[start of Material to process]

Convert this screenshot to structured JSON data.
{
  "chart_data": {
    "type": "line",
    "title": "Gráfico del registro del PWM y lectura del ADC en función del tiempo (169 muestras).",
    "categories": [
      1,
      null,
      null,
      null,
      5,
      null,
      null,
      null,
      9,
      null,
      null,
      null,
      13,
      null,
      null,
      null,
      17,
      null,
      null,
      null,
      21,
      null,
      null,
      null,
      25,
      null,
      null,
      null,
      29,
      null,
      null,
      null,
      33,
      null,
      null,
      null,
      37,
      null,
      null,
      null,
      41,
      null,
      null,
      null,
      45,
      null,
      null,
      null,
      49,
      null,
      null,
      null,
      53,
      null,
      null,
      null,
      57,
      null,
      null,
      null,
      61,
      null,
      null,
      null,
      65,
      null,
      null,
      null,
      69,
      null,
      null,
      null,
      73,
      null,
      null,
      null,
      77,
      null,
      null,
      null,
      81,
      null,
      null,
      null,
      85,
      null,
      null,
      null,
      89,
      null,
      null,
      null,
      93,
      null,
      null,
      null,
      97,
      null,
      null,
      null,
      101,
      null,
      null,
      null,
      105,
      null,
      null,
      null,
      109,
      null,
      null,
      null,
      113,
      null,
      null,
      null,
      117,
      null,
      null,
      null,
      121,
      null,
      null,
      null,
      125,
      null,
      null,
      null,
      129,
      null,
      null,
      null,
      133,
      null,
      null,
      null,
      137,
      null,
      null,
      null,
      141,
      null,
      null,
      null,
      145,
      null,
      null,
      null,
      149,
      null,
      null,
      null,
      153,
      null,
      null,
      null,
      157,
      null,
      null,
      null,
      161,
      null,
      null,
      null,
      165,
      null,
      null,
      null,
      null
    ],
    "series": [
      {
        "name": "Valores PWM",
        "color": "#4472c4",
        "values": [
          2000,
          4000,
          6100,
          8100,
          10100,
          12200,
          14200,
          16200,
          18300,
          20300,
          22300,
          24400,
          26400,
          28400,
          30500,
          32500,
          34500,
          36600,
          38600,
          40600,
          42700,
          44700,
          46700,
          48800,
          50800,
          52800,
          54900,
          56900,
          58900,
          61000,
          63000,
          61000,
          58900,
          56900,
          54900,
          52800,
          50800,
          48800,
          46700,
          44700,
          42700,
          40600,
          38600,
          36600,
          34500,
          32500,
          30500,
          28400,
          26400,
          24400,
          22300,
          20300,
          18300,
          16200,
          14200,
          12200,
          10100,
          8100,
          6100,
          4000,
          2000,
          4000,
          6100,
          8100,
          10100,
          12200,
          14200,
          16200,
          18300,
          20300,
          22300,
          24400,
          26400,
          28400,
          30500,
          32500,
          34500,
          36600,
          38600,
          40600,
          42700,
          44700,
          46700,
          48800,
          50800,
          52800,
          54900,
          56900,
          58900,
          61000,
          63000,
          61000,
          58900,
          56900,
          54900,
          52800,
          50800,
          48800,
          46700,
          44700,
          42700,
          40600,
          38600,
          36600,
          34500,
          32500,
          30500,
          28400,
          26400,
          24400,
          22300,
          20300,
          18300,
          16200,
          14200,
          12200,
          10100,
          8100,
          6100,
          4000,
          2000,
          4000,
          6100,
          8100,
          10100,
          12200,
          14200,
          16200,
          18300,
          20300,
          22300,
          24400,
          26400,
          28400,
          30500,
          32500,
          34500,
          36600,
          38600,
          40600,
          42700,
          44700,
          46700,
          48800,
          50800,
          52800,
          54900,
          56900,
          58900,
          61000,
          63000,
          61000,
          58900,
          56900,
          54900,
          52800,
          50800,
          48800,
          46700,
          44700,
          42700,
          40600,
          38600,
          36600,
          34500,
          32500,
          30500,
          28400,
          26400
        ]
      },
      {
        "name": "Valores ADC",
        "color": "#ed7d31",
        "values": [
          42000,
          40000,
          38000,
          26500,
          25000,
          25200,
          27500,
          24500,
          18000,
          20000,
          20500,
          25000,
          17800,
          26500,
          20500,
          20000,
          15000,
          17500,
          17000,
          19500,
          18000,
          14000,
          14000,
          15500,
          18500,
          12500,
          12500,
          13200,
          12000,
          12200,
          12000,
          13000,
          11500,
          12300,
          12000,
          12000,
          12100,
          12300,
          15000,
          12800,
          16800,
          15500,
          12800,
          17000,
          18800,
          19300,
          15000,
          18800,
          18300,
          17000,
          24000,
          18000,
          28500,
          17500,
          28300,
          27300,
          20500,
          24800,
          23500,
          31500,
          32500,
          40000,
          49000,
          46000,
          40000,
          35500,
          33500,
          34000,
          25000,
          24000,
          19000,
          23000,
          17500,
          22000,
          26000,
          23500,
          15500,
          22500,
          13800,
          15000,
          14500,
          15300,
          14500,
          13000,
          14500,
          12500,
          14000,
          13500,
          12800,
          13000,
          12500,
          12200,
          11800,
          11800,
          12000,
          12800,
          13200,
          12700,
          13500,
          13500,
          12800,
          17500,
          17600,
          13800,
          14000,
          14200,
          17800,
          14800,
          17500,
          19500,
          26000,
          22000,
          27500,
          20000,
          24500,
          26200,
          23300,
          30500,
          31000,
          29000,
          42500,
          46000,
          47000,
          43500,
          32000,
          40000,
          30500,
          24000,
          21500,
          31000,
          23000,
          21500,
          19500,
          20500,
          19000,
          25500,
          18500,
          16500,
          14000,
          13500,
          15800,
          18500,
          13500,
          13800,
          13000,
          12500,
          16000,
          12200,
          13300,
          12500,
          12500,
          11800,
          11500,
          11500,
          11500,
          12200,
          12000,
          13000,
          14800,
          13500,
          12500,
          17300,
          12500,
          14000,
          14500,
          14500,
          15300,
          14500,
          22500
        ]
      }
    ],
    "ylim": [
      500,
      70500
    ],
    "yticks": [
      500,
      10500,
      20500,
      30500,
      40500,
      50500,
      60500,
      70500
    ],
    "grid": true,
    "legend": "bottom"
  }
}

[end of Material to process]

Copy all the entries verbatim.

- Output of the exercise
Convert this screenshot to structured JSON data.
{
  "chart_data": {
    "type": "line",
    "title": "Gráfico del registro del PWM y lectura del ADC en función del tiempo (169 muestras).",
    "categories": [
      1,
      null,
      null,
      null,
      5,
      null,
      null,
      null,
      9,
      null,
      null,
      null,
      13,
      null,
      null,
      null,
      17,
      null,
      null,
      null,
      21,
      null,
      null,
      null,
      25,
      null,
      null,
      null,
      29,
      null,
      null,
      null,
      33,
      null,
      null,
      null,
      37,
      null,
      null,
      null,
      41,
      null,
      null,
      null,
      45,
      null,
      null,
      null,
      49,
      null,
      null,
      null,
      53,
      null,
      null,
      null,
      57,
      null,
      null,
      null,
      61,
      null,
      null,
      null,
      65,
      null,
      null,
      null,
      69,
      null,
      null,
      null,
      73,
      null,
      null,
      null,
      77,
      null,
      null,
      null,
      81,
      null,
      null,
      null,
      85,
      null,
      null,
      null,
      89,
      null,
      null,
      null,
      93,
      null,
      null,
      null,
      97,
      null,
      null,
      null,
      101,
      null,
      null,
      null,
      105,
      null,
      null,
      null,
      109,
      null,
      null,
      null,
      113,
      null,
      null,
      null,
      117,
      null,
      null,
      null,
      121,
      null,
      null,
      null,
      125,
      null,
      null,
      null,
      129,
      null,
      null,
      null,
      133,
      null,
      null,
      null,
      137,
      null,
      null,
      null,
      141,
      null,
      null,
      null,
      145,
      null,
      null,
      null,
      149,
      null,
      null,
      null,
      153,
      null,
      null,
      null,
      157,
      null,
      null,
      null,
      161,
      null,
      null,
      null,
      165,
      null,
      null,
      null,
      null
    ],
    "series": [
      {
        "name": "Valores PWM",
        "color": "#4472c4",
        "values": [
          2000,
          4000,
          6100,
          8100,
          10100,
          12200,
          14200,
          16200,
          18300,
          20300,
          22300,
          24400,
          26400,
          28400,
          30500,
          32500,
          34500,
          36600,
          38600,
          40600,
          42700,
          44700,
          46700,
          48800,
          50800,
          52800,
          54900,
          56900,
          58900,
          61000,
          63000,
          61000,
          58900,
          56900,
          54900,
          52800,
          50800,
          48800,
          46700,
          44700,
          42700,
          40600,
          38600,
          36600,
          34500,
          32500,
          30500,
          28400,
          26400,
          24400,
          22300,
          20300,
          18300,
          16200,
          14200,
          12200,
          10100,
          8100,
          6100,
          4000,
          2000,
          4000,
          6100,
          8100,
          10100,
          12200,
          14200,
          16200,
          18300,
          20300,
          22300,
          24400,
          26400,
          28400,
          30500,
          32500,
          34500,
          36600,
          38600,
          40600,
          42700,
          44700,
          46700,
          48800,
          50800,
          52800,
          54900,
          56900,
          58900,
          61000,
          63000,
          61000,
          58900,
          56900,
          54900,
          52800,
          50800,
          48800,
          46700,
          44700,
          42700,
          40600,
          38600,
          36600,
          34500,
          32500,
          30500,
          28400,
          26400,
          24400,
          22300,
          20300,
          18300,
          16200,
          14200,
          12200,
          10100,
          8100,
          6100,
          4000,
          2000,
          4000,
          6100,
          8100,
          10100,
          12200,
          14200,
          16200,
          18300,
          20300,
          22300,
          24400,
          26400,
          28400,
          30500,
          32500,
          34500,
          36600,
          38600,
          40600,
          42700,
          44700,
          46700,
          48800,
          50800,
          52800,
          54900,
          56900,
          58900,
          61000,
          63000,
          61000,
          58900,
          56900,
          54900,
          52800,
          50800,
          48800,
          46700,
          44700,
          42700,
          40600,
          38600,
          36600,
          34500,
          32500,
          30500,
          28400,
          26400
        ]
      },
      {
        "name": "Valores ADC",
        "color": "#ed7d31",
        "values": [
          42000,
          40000,
          38000,
          26500,
          25000,
          25200,
          27500,
          24500,
          18000,
          20000,
          20500,
          25000,
          17800,
          26500,
          20500,
          20000,
          15000,
          17500,
          17000,
          19500,
          18000,
          14000,
          14000,
          15500,
          18500,
          12500,
          12500,
          13200,
          12000,
          12200,
          12000,
          13000,
          11500,
          12300,
          12000,
          12000,
          12100,
          12300,
          15000,
          12800,
          16800,
          15500,
          12800,
          17000,
          18800,
          19300,
          15000,
          18800,
          18300,
          17000,
          24000,
          18000,
          28500,
          17500,
          28300,
          27300,
          20500,
          24800,
          23500,
          31500,
          32500,
          40000,
          49000,
          46000,
          40000,
          35500,
          33500,
          34000,
          25000,
          24000,
          19000,
          23000,
          17500,
          22000,
          26000,
          23500,
          15500,
          22500,
          13800,
          15000,
          14500,
          15300,
          14500,
          13000,
          14500,
          12500,
          14000,
          13500,
          12800,
          13000,
          12500,
          12200,
          11800,
          11800,
          12000,
          12800,
          13200,
          12700,
          13500,
          13500,
          12800,
          17500,
          17600,
          13800,
          14000,
          14200,
          17800,
          14800,
          17500,
          19500,
          26000,
          22000,
          27500,
          20000,
          24500,
          26200,
          23300,
          30500,
          31000,
          29000,
          42500,
          46000,
          47000,
          43500,
          32000,
          40000,
          30500,
          24000,
          21500,
          31000,
          23000,
          21500,
          19500,
          20500,
          19000,
          25500,
          18500,
          16500,
          14000,
          13500,
          15800,
          18500,
          13500,
          13800,
          13000,
          12500,
          16000,
          12200,
          13300,
          12500,
          12500,
          11800,
          11500,
          11500,
          11500,
          12200,
          12000,
          13000,
          14800,
          13500,
          12500,
          17300,
          12500,
          14000,
          14500,
          14500,
          15300,
          14500,
          22500
        ]
      }
    ],
    "ylim": [
      500,
      70500
    ],
    "yticks": [
      500,
      10500,
      20500,
      30500,
      40500,
      50500,
      60500,
      70500
    ],
    "grid": true,
    "legend": "bottom"
  }
}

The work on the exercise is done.